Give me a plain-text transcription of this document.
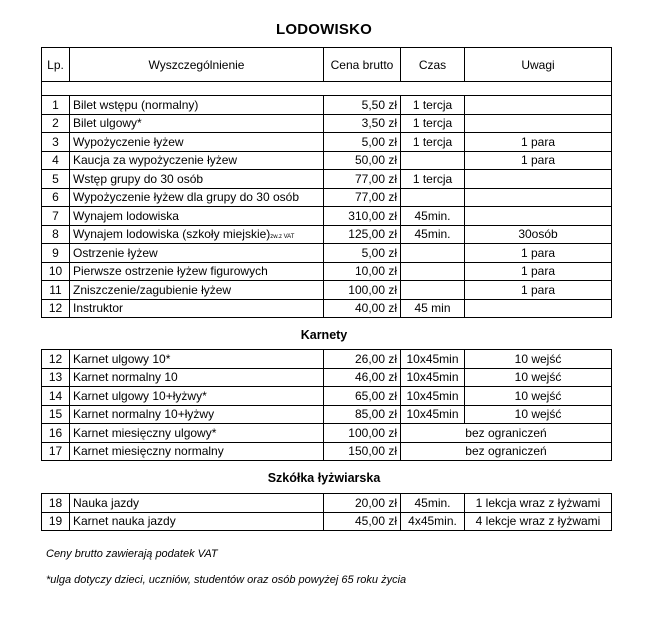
LODOWISKO
Lp.	Wyszczególnienie	Cena brutto	Czas	Uwagi

1	Bilet wstępu (normalny)	5,50 zł	1 tercja	
2	Bilet ulgowy*	3,50 zł	1 tercja	
3	Wypożyczenie łyżew	5,00 zł	1 tercja	1 para
4	Kaucja za wypożyczenie łyżew	50,00 zł		1 para
5	Wstęp grupy do 30 osób	77,00 zł	1 tercja	
6	Wypożyczenie łyżew dla grupy do 30 osób	77,00 zł		
7	Wynajem lodowiska	310,00 zł	45min.	
8	Wynajem lodowiska (szkoły miejskie)zw.z VAT	125,00 zł	45min.	30osób
9	Ostrzenie łyżew	5,00 zł		1 para
10	Pierwsze ostrzenie łyżew figurowych	10,00 zł		1 para
11	Zniszczenie/zagubienie łyżew	100,00 zł		1 para
12	Instruktor	40,00 zł	45 min	
Karnety
12	Karnet ulgowy 10*	26,00 zł	10x45min	10 wejść
13	Karnet normalny 10	46,00 zł	10x45min	10 wejść
14	Karnet ulgowy 10+łyżwy*	65,00 zł	10x45min	10 wejść
15	Karnet normalny 10+łyżwy	85,00 zł	10x45min	10 wejść
16	Karnet miesięczny ulgowy*	100,00 zł	bez ograniczeń	
17	Karnet miesięczny normalny	150,00 zł	bez ograniczeń	
Szkółka łyżwiarska
18	Nauka jazdy	20,00 zł	45min.	1 lekcja wraz z łyżwami
19	Karnet nauka jazdy	45,00 zł	4x45min.	4 lekcje wraz z łyżwami
Ceny brutto zawierają podatek VAT
*ulga dotyczy dzieci, uczniów, studentów oraz osób powyżej 65 roku życia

(THE PROBLEM):
Write out the entries above word for word. Do not include the pictures.

(FINISHED ANSWER):
Give me a plain-text transcription of this document.
LODOWISKO
Lp.	Wyszczególnienie	Cena brutto	Czas	Uwagi

1	Bilet wstępu (normalny)	5,50 zł	1 tercja	
2	Bilet ulgowy*	3,50 zł	1 tercja	
3	Wypożyczenie łyżew	5,00 zł	1 tercja	1 para
4	Kaucja za wypożyczenie łyżew	50,00 zł		1 para
5	Wstęp grupy do 30 osób	77,00 zł	1 tercja	
6	Wypożyczenie łyżew dla grupy do 30 osób	77,00 zł		
7	Wynajem lodowiska	310,00 zł	45min.	
8	Wynajem lodowiska (szkoły miejskie)zw.z VAT	125,00 zł	45min.	30osób
9	Ostrzenie łyżew	5,00 zł		1 para
10	Pierwsze ostrzenie łyżew figurowych	10,00 zł		1 para
11	Zniszczenie/zagubienie łyżew	100,00 zł		1 para
12	Instruktor	40,00 zł	45 min	
Karnety
12	Karnet ulgowy 10*	26,00 zł	10x45min	10 wejść
13	Karnet normalny 10	46,00 zł	10x45min	10 wejść
14	Karnet ulgowy 10+łyżwy*	65,00 zł	10x45min	10 wejść
15	Karnet normalny 10+łyżwy	85,00 zł	10x45min	10 wejść
16	Karnet miesięczny ulgowy*	100,00 zł	bez ograniczeń	
17	Karnet miesięczny normalny	150,00 zł	bez ograniczeń	
Szkółka łyżwiarska
18	Nauka jazdy	20,00 zł	45min.	1 lekcja wraz z łyżwami
19	Karnet nauka jazdy	45,00 zł	4x45min.	4 lekcje wraz z łyżwami
Ceny brutto zawierają podatek VAT
*ulga dotyczy dzieci, uczniów, studentów oraz osób powyżej 65 roku życia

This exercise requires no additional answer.